Please list all lines of the material below in which the string "data" occurs.

Begin Entries

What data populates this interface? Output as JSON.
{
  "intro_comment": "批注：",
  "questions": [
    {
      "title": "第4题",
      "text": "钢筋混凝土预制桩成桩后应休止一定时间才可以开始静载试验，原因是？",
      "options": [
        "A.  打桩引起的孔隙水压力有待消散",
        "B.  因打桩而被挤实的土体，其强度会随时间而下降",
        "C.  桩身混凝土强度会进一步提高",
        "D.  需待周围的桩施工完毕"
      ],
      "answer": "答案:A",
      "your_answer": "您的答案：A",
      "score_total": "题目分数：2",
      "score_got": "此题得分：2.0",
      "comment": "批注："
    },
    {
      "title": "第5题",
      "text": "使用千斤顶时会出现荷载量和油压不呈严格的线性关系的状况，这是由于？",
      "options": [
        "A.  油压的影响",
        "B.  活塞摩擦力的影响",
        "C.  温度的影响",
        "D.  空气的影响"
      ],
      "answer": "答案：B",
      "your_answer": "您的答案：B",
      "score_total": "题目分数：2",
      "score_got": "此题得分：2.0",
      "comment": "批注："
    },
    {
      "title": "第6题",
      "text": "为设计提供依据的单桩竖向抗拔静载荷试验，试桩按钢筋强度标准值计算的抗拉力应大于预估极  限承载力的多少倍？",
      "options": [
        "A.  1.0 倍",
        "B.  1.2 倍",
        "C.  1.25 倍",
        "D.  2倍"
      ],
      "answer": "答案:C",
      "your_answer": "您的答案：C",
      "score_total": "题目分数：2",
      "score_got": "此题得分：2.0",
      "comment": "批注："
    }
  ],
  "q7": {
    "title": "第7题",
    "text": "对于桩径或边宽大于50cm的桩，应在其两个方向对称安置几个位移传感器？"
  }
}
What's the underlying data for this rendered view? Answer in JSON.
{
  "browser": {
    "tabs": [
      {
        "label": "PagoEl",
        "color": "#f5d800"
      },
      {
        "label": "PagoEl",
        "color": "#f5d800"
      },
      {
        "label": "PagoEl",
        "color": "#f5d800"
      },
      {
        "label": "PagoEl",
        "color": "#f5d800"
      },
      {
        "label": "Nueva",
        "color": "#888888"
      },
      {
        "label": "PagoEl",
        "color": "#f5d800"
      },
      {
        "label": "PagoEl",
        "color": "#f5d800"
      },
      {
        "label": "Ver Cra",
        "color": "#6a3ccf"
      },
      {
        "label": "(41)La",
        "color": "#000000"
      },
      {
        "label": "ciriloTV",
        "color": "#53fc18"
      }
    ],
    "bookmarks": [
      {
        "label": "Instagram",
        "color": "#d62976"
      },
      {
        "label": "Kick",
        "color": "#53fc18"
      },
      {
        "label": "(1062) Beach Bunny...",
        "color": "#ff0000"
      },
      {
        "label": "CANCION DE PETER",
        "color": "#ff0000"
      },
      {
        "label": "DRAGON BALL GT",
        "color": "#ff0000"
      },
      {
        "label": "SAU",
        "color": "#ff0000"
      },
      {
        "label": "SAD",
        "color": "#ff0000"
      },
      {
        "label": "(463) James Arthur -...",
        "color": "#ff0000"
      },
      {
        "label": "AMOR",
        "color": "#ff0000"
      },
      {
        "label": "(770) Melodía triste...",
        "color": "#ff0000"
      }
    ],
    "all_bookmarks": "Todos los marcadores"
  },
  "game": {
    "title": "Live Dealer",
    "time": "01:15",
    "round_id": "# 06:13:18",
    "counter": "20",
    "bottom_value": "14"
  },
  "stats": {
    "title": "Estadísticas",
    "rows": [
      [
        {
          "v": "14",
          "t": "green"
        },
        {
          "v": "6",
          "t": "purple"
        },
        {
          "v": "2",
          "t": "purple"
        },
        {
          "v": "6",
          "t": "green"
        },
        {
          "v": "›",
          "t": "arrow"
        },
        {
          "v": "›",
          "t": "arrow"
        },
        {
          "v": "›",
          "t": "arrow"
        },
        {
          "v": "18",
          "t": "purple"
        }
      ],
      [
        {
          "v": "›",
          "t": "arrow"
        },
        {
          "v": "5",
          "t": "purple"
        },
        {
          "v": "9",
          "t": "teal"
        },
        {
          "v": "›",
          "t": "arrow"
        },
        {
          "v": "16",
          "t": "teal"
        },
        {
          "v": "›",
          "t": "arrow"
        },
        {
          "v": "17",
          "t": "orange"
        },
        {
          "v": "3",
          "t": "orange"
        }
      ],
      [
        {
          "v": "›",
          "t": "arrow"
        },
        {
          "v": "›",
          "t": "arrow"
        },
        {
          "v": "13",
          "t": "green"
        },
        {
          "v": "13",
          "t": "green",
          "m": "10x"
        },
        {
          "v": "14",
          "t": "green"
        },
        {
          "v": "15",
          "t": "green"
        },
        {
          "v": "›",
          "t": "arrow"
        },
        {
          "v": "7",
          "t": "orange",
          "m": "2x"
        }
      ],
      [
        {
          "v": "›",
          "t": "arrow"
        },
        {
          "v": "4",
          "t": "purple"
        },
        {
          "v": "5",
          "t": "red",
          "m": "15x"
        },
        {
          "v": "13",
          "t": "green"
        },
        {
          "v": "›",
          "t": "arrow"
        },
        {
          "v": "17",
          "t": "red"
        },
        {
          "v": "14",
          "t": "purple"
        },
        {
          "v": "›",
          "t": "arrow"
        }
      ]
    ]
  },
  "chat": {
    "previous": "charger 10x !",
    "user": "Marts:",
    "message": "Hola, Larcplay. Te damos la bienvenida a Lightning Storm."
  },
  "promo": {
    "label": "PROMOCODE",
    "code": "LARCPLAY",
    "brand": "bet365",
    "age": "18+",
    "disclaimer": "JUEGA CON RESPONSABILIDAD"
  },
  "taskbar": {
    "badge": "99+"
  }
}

End Entries

• **The result**
What data populates this interface? Output as JSON.
What's the underlying data for this rendered view? Answer in JSON.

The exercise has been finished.